> [WHAT THE EXERCISE ASKS] Copy every line of text from the items below word for word, and leave the pictures out of your answer.

> [RECORD SET]
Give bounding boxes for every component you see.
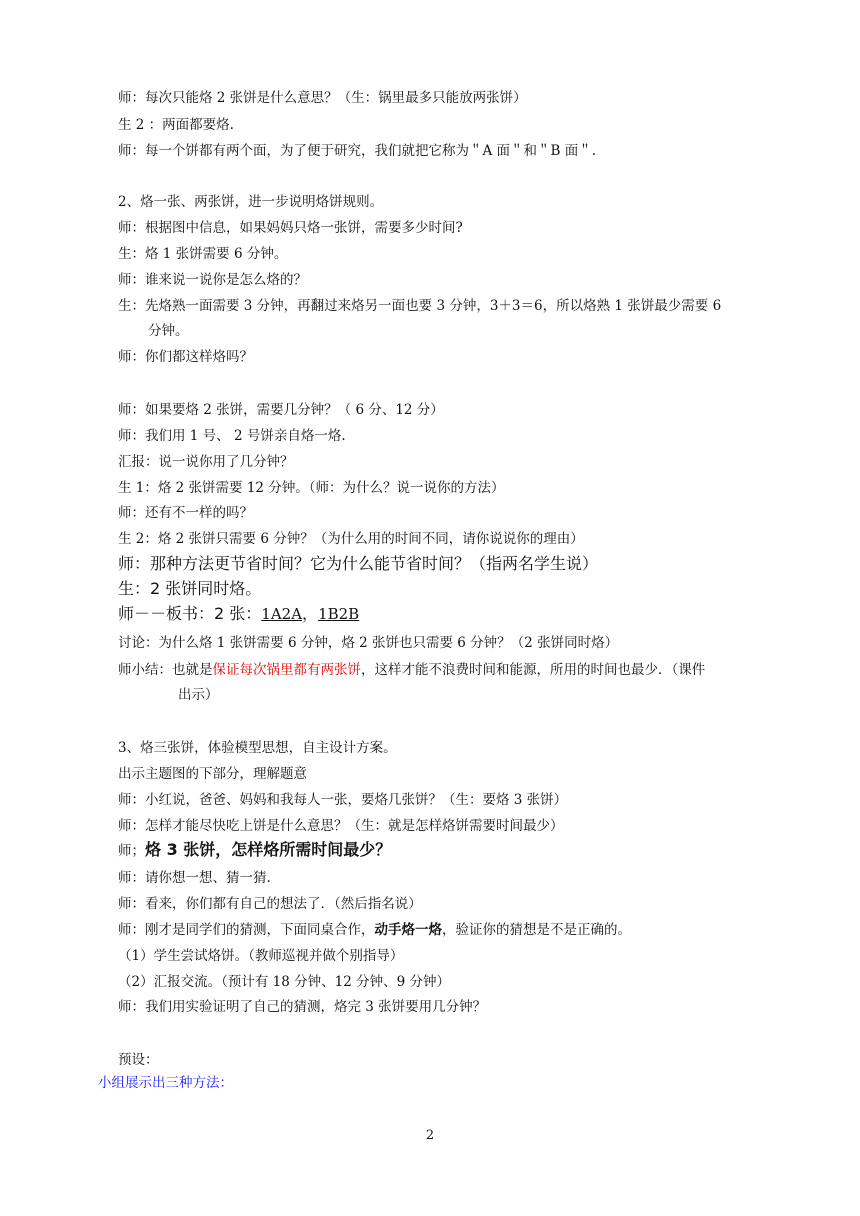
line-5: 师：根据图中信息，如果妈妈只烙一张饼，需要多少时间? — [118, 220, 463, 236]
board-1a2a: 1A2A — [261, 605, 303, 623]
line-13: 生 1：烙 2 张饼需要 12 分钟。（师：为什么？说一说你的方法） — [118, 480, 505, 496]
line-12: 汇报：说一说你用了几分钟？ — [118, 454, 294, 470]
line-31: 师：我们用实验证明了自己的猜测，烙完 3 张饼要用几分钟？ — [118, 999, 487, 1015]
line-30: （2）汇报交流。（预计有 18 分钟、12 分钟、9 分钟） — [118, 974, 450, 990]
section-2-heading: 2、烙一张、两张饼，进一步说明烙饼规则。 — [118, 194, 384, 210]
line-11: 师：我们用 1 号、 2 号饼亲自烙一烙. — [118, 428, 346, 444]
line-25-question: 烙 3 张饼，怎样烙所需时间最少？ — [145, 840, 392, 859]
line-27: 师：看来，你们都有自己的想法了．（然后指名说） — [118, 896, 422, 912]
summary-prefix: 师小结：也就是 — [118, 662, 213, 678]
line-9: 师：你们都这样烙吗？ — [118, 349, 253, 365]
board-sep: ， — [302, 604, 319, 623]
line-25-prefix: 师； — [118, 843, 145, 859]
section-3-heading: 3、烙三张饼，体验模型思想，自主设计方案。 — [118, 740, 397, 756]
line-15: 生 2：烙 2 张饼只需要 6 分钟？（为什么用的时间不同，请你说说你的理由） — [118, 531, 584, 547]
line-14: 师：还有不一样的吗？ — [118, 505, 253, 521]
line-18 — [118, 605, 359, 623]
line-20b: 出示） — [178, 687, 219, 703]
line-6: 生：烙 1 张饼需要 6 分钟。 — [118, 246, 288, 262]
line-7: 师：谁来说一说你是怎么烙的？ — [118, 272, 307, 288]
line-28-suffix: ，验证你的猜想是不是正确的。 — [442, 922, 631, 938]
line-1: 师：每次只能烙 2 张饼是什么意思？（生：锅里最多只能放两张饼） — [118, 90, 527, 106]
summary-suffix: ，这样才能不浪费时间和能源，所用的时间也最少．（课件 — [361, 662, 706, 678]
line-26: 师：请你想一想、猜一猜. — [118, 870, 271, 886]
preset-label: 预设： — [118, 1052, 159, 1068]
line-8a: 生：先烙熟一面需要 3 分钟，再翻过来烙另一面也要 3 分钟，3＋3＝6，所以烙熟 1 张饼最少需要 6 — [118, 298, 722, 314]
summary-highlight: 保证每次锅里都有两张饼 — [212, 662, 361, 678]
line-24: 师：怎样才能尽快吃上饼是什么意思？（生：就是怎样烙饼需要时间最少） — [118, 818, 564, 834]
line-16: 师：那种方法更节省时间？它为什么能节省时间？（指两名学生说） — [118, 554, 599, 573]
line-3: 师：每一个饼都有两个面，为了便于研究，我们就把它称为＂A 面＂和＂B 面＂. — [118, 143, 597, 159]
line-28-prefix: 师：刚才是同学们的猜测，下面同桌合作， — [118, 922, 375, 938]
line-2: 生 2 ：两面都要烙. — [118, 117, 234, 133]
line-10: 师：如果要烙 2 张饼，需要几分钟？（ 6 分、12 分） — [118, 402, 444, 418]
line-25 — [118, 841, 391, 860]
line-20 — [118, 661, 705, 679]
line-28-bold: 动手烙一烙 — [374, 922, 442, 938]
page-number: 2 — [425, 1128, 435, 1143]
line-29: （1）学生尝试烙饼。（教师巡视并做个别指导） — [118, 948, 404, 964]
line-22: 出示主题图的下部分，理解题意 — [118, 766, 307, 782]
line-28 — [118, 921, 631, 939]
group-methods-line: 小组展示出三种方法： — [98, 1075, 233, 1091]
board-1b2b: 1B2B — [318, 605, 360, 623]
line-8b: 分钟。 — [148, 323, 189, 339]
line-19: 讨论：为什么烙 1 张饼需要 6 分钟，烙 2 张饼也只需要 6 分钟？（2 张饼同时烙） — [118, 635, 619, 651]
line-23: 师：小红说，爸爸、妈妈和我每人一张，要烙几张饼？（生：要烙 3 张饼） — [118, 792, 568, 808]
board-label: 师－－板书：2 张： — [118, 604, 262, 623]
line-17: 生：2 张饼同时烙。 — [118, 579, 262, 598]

> [TASK ANSWER]
Give bounding boxes for every component you see.
line-5: 师：根据图中信息，如果妈妈只烙一张饼，需要多少时间? — [118, 220, 463, 236]
board-1a2a: 1A2A — [261, 605, 303, 623]
line-13: 生 1：烙 2 张饼需要 12 分钟。（师：为什么？说一说你的方法） — [118, 480, 505, 496]
line-12: 汇报：说一说你用了几分钟？ — [118, 454, 294, 470]
line-31: 师：我们用实验证明了自己的猜测，烙完 3 张饼要用几分钟？ — [118, 999, 487, 1015]
line-30: （2）汇报交流。（预计有 18 分钟、12 分钟、9 分钟） — [118, 974, 450, 990]
section-2-heading: 2、烙一张、两张饼，进一步说明烙饼规则。 — [118, 194, 384, 210]
line-11: 师：我们用 1 号、 2 号饼亲自烙一烙. — [118, 428, 346, 444]
line-25-question: 烙 3 张饼，怎样烙所需时间最少？ — [145, 840, 392, 859]
line-27: 师：看来，你们都有自己的想法了．（然后指名说） — [118, 896, 422, 912]
summary-prefix: 师小结：也就是 — [118, 662, 213, 678]
line-9: 师：你们都这样烙吗？ — [118, 349, 253, 365]
board-sep: ， — [302, 604, 319, 623]
line-25-prefix: 师； — [118, 843, 145, 859]
section-3-heading: 3、烙三张饼，体验模型思想，自主设计方案。 — [118, 740, 397, 756]
line-15: 生 2：烙 2 张饼只需要 6 分钟？（为什么用的时间不同，请你说说你的理由） — [118, 531, 584, 547]
line-14: 师：还有不一样的吗？ — [118, 505, 253, 521]
line-18 — [118, 605, 359, 623]
line-20b: 出示） — [178, 687, 219, 703]
line-6: 生：烙 1 张饼需要 6 分钟。 — [118, 246, 288, 262]
line-7: 师：谁来说一说你是怎么烙的？ — [118, 272, 307, 288]
line-28-suffix: ，验证你的猜想是不是正确的。 — [442, 922, 631, 938]
line-1: 师：每次只能烙 2 张饼是什么意思？（生：锅里最多只能放两张饼） — [118, 90, 527, 106]
summary-suffix: ，这样才能不浪费时间和能源，所用的时间也最少．（课件 — [361, 662, 706, 678]
line-26: 师：请你想一想、猜一猜. — [118, 870, 271, 886]
preset-label: 预设： — [118, 1052, 159, 1068]
line-8a: 生：先烙熟一面需要 3 分钟，再翻过来烙另一面也要 3 分钟，3＋3＝6，所以烙熟 1 张饼最少需要 6 — [118, 298, 722, 314]
summary-highlight: 保证每次锅里都有两张饼 — [212, 662, 361, 678]
line-24: 师：怎样才能尽快吃上饼是什么意思？（生：就是怎样烙饼需要时间最少） — [118, 818, 564, 834]
line-16: 师：那种方法更节省时间？它为什么能节省时间？（指两名学生说） — [118, 554, 599, 573]
line-3: 师：每一个饼都有两个面，为了便于研究，我们就把它称为＂A 面＂和＂B 面＂. — [118, 143, 597, 159]
line-28-prefix: 师：刚才是同学们的猜测，下面同桌合作， — [118, 922, 375, 938]
line-2: 生 2 ：两面都要烙. — [118, 117, 234, 133]
line-10: 师：如果要烙 2 张饼，需要几分钟？（ 6 分、12 分） — [118, 402, 444, 418]
line-25 — [118, 841, 391, 860]
line-20 — [118, 661, 705, 679]
line-28-bold: 动手烙一烙 — [374, 922, 442, 938]
page-number: 2 — [425, 1128, 435, 1143]
line-29: （1）学生尝试烙饼。（教师巡视并做个别指导） — [118, 948, 404, 964]
line-22: 出示主题图的下部分，理解题意 — [118, 766, 307, 782]
line-28 — [118, 921, 631, 939]
group-methods-line: 小组展示出三种方法： — [98, 1075, 233, 1091]
board-1b2b: 1B2B — [318, 605, 360, 623]
line-8b: 分钟。 — [148, 323, 189, 339]
line-19: 讨论：为什么烙 1 张饼需要 6 分钟，烙 2 张饼也只需要 6 分钟？（2 张饼同时烙） — [118, 635, 619, 651]
line-23: 师：小红说，爸爸、妈妈和我每人一张，要烙几张饼？（生：要烙 3 张饼） — [118, 792, 568, 808]
board-label: 师－－板书：2 张： — [118, 604, 262, 623]
line-17: 生：2 张饼同时烙。 — [118, 579, 262, 598]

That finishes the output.